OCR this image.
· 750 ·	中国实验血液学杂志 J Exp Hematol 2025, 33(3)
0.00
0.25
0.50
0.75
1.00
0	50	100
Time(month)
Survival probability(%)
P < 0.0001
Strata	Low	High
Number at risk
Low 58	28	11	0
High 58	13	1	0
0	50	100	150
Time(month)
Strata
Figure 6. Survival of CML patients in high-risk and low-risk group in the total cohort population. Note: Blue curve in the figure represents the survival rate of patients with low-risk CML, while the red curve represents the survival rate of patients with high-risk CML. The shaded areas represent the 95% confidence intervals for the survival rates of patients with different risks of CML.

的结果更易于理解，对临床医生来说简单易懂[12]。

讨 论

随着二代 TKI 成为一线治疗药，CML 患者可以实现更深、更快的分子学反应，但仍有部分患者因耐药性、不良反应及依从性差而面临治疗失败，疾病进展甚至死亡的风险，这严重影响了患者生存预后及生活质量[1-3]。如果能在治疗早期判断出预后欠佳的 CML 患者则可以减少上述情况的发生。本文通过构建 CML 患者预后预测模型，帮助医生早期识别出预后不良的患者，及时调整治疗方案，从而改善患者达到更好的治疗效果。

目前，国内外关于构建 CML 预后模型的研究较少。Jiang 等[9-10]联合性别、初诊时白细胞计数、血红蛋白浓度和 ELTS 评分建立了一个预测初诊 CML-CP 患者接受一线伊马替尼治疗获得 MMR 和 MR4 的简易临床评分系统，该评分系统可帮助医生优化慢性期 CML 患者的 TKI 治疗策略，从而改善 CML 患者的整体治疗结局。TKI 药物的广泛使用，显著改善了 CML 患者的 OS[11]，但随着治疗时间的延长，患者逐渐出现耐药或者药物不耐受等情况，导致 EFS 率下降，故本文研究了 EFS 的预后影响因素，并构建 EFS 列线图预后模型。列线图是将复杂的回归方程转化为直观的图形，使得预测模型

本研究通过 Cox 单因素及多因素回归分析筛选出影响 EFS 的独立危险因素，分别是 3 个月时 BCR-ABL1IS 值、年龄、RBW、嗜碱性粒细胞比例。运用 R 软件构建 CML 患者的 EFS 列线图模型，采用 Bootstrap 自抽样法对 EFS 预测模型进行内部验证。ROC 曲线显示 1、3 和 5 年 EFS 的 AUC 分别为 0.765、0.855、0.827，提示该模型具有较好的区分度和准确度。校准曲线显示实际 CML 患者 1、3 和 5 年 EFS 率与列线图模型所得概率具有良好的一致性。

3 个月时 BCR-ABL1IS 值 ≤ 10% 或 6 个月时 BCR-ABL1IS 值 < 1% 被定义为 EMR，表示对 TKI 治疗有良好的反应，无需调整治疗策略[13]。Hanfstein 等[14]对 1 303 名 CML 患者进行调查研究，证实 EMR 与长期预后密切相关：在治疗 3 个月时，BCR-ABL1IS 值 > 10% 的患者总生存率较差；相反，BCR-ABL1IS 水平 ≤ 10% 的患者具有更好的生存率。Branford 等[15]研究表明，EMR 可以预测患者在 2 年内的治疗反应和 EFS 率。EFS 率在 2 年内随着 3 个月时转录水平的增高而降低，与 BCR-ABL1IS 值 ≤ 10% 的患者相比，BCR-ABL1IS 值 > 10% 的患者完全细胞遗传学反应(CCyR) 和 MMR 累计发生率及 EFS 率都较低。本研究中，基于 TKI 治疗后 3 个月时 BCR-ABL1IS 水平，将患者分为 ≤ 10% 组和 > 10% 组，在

=-=-=-=-=

All of the data shown above should be printed exactly as given.

FINISHED EXERCISE »
OCR this image.
· 750 ·	中国实验血液学杂志 J Exp Hematol 2025, 33(3)
0.00
0.25
0.50
0.75
1.00
0	50	100
Time(month)
Survival probability(%)
P < 0.0001
Strata	Low	High
Number at risk
Low 58	28	11	0
High 58	13	1	0
0	50	100	150
Time(month)
Strata
Figure 6. Survival of CML patients in high-risk and low-risk group in the total cohort population. Note: Blue curve in the figure represents the survival rate of patients with low-risk CML, while the red curve represents the survival rate of patients with high-risk CML. The shaded areas represent the 95% confidence intervals for the survival rates of patients with different risks of CML.

的结果更易于理解，对临床医生来说简单易懂[12]。

讨 论

随着二代 TKI 成为一线治疗药，CML 患者可以实现更深、更快的分子学反应，但仍有部分患者因耐药性、不良反应及依从性差而面临治疗失败，疾病进展甚至死亡的风险，这严重影响了患者生存预后及生活质量[1-3]。如果能在治疗早期判断出预后欠佳的 CML 患者则可以减少上述情况的发生。本文通过构建 CML 患者预后预测模型，帮助医生早期识别出预后不良的患者，及时调整治疗方案，从而改善患者达到更好的治疗效果。

目前，国内外关于构建 CML 预后模型的研究较少。Jiang 等[9-10]联合性别、初诊时白细胞计数、血红蛋白浓度和 ELTS 评分建立了一个预测初诊 CML-CP 患者接受一线伊马替尼治疗获得 MMR 和 MR4 的简易临床评分系统，该评分系统可帮助医生优化慢性期 CML 患者的 TKI 治疗策略，从而改善 CML 患者的整体治疗结局。TKI 药物的广泛使用，显著改善了 CML 患者的 OS[11]，但随着治疗时间的延长，患者逐渐出现耐药或者药物不耐受等情况，导致 EFS 率下降，故本文研究了 EFS 的预后影响因素，并构建 EFS 列线图预后模型。列线图是将复杂的回归方程转化为直观的图形，使得预测模型

本研究通过 Cox 单因素及多因素回归分析筛选出影响 EFS 的独立危险因素，分别是 3 个月时 BCR-ABL1IS 值、年龄、RBW、嗜碱性粒细胞比例。运用 R 软件构建 CML 患者的 EFS 列线图模型，采用 Bootstrap 自抽样法对 EFS 预测模型进行内部验证。ROC 曲线显示 1、3 和 5 年 EFS 的 AUC 分别为 0.765、0.855、0.827，提示该模型具有较好的区分度和准确度。校准曲线显示实际 CML 患者 1、3 和 5 年 EFS 率与列线图模型所得概率具有良好的一致性。

3 个月时 BCR-ABL1IS 值 ≤ 10% 或 6 个月时 BCR-ABL1IS 值 < 1% 被定义为 EMR，表示对 TKI 治疗有良好的反应，无需调整治疗策略[13]。Hanfstein 等[14]对 1 303 名 CML 患者进行调查研究，证实 EMR 与长期预后密切相关：在治疗 3 个月时，BCR-ABL1IS 值 > 10% 的患者总生存率较差；相反，BCR-ABL1IS 水平 ≤ 10% 的患者具有更好的生存率。Branford 等[15]研究表明，EMR 可以预测患者在 2 年内的治疗反应和 EFS 率。EFS 率在 2 年内随着 3 个月时转录水平的增高而降低，与 BCR-ABL1IS 值 ≤ 10% 的患者相比，BCR-ABL1IS 值 > 10% 的患者完全细胞遗传学反应(CCyR) 和 MMR 累计发生率及 EFS 率都较低。本研究中，基于 TKI 治疗后 3 个月时 BCR-ABL1IS 水平，将患者分为 ≤ 10% 组和 > 10% 组，在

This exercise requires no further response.